▶ [Goal of the exercise] Using the data below, gather each line that includes the word "gorących".

## BEGIN Data shown

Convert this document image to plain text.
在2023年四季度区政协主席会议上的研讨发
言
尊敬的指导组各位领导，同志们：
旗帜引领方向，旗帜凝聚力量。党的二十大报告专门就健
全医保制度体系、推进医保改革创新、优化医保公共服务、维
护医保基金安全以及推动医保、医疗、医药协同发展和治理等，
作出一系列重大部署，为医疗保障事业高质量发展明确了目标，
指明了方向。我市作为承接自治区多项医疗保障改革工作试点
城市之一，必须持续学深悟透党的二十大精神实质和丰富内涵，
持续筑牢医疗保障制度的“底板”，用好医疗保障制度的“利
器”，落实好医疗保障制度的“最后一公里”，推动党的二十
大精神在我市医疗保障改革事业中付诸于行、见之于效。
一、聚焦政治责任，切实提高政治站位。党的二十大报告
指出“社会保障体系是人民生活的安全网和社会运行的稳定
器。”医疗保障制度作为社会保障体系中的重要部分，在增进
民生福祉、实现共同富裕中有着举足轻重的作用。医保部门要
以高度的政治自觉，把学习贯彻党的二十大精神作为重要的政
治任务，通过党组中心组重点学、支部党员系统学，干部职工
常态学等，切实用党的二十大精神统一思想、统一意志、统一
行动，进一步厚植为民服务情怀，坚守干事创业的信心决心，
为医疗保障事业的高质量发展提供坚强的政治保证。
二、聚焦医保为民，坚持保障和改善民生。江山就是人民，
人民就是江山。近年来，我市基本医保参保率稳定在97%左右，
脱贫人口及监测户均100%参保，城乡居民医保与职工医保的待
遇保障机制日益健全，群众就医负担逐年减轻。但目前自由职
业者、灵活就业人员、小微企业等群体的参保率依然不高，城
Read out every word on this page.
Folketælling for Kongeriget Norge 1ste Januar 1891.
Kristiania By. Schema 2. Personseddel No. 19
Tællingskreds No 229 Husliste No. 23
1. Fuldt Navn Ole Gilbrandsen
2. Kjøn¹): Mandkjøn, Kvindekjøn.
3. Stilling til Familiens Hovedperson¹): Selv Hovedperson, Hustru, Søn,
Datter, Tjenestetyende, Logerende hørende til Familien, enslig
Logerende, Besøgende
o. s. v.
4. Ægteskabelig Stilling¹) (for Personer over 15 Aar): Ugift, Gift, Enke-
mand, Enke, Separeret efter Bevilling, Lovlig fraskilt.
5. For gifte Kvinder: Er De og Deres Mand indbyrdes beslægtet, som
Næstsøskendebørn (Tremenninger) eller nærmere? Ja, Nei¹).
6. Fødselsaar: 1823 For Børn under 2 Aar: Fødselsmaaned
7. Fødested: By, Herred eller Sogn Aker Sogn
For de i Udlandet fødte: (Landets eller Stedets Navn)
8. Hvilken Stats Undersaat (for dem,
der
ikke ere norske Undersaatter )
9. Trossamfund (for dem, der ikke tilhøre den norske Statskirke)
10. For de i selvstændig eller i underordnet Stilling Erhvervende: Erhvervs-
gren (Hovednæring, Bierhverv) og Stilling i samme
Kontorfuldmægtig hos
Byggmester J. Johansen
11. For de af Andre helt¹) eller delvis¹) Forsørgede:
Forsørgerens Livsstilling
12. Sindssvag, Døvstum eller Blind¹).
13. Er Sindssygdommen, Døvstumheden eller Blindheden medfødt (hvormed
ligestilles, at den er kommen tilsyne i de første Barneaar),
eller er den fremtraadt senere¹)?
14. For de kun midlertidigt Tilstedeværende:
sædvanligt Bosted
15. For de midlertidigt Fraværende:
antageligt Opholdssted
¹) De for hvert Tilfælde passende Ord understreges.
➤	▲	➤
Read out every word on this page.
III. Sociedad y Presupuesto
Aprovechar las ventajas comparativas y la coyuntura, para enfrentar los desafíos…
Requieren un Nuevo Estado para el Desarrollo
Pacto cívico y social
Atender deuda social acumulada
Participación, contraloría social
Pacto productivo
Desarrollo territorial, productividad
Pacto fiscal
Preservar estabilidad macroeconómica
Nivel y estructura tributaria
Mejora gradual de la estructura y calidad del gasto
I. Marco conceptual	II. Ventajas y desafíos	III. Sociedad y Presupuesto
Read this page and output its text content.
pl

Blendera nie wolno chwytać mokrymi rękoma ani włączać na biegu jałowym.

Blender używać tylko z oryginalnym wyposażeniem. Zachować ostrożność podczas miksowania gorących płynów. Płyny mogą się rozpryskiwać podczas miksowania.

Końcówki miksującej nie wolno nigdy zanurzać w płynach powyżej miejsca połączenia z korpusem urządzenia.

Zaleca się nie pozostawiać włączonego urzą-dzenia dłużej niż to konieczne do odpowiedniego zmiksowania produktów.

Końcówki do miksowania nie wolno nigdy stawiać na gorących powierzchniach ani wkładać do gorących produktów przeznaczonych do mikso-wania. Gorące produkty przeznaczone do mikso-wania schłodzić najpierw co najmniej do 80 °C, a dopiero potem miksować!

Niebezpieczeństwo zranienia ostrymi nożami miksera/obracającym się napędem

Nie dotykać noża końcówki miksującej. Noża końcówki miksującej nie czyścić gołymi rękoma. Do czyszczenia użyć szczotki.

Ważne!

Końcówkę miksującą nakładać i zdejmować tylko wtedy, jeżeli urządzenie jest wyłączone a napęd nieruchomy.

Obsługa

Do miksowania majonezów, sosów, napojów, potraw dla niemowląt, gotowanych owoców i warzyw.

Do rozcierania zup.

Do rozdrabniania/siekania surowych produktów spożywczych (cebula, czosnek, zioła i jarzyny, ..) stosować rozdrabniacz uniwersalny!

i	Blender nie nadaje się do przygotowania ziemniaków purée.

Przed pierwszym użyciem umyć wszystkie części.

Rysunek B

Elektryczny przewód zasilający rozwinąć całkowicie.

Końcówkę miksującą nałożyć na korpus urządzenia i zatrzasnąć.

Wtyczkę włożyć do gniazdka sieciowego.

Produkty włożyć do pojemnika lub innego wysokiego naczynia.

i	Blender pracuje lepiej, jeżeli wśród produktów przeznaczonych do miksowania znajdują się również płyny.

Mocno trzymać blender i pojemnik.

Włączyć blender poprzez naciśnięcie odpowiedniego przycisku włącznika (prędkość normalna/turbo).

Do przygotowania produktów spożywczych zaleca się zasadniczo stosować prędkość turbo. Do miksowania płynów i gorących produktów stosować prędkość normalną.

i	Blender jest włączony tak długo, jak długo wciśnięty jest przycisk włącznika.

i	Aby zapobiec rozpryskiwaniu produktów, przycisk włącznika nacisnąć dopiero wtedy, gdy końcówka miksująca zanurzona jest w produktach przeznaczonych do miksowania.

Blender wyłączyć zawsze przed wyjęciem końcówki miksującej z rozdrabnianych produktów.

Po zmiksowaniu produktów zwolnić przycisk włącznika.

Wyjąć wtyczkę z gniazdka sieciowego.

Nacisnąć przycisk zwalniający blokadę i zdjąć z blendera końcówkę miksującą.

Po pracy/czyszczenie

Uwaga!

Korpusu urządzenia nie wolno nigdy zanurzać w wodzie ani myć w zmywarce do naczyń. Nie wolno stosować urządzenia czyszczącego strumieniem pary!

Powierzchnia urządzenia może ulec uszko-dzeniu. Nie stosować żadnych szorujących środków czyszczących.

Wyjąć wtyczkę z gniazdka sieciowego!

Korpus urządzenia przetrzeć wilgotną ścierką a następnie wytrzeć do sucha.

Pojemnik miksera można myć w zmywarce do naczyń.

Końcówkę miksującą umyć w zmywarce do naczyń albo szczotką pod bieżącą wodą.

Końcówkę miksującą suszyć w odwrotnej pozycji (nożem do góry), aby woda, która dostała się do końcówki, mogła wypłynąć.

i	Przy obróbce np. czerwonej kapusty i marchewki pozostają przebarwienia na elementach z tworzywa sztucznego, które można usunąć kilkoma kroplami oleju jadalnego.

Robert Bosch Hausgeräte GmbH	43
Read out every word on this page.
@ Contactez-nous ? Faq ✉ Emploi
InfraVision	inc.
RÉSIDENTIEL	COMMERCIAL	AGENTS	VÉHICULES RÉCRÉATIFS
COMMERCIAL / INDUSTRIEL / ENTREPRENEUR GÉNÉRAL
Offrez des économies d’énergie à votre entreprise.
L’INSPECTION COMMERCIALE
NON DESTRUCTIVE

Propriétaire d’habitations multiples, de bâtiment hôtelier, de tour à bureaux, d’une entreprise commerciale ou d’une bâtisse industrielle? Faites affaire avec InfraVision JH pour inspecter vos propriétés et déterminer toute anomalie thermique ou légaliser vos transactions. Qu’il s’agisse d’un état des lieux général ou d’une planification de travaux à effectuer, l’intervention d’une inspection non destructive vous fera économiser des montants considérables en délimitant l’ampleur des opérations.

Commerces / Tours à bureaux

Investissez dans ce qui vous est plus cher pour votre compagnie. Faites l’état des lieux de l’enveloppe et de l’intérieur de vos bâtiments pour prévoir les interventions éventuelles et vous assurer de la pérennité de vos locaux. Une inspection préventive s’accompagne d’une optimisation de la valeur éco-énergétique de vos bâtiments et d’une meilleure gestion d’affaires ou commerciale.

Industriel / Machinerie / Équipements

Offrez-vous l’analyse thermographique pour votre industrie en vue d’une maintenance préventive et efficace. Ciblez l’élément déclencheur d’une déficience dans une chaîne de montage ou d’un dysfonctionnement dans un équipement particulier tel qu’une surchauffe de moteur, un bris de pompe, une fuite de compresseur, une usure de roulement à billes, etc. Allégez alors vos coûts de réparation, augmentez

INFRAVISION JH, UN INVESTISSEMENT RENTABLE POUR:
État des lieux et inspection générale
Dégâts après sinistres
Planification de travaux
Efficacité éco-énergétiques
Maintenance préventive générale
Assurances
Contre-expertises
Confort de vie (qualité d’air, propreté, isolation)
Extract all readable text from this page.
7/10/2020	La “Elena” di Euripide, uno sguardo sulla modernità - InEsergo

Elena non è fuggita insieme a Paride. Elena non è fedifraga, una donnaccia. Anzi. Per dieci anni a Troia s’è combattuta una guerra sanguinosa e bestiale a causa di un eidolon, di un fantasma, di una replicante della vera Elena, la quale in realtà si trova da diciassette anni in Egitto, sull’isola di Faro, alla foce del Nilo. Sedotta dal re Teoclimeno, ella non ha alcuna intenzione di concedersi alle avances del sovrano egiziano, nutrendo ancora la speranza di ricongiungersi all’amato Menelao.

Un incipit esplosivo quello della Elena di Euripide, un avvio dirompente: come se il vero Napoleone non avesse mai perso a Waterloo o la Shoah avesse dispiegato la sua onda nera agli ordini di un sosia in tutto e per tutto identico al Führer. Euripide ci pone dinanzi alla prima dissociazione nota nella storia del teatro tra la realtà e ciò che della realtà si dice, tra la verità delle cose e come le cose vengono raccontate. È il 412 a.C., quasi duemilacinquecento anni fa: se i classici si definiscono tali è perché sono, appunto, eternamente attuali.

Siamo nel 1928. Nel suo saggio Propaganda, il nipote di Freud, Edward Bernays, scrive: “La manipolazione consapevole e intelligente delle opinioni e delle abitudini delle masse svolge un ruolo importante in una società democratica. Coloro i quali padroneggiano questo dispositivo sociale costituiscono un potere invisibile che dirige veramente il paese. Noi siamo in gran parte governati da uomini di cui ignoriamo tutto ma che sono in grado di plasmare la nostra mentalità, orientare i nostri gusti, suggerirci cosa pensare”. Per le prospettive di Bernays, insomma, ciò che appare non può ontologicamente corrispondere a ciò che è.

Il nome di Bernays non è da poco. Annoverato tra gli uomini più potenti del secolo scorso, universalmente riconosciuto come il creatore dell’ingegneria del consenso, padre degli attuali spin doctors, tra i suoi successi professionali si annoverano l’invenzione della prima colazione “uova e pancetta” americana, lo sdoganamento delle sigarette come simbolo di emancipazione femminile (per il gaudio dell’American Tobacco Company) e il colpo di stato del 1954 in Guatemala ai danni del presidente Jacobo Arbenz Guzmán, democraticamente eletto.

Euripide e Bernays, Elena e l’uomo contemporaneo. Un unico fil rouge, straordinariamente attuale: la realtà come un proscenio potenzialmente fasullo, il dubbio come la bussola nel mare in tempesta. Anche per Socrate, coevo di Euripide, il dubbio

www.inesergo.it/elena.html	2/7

## END Data shown

▶ [Result of the task]
Blender używać tylko z oryginalnym wyposażeniem. Zachować ostrożność podczas miksowania gorących płynów. Płyny mogą się rozpryskiwać podczas miksowania.
Końcówki do miksowania nie wolno nigdy stawiać na gorących powierzchniach ani wkładać do gorących produktów przeznaczonych do mikso-wania. Gorące produkty przeznaczone do mikso-wania schłodzić najpierw co najmniej do 80 °C, a dopiero potem miksować!
Do przygotowania produktów spożywczych zaleca się zasadniczo stosować prędkość turbo. Do miksowania płynów i gorących produktów stosować prędkość normalną.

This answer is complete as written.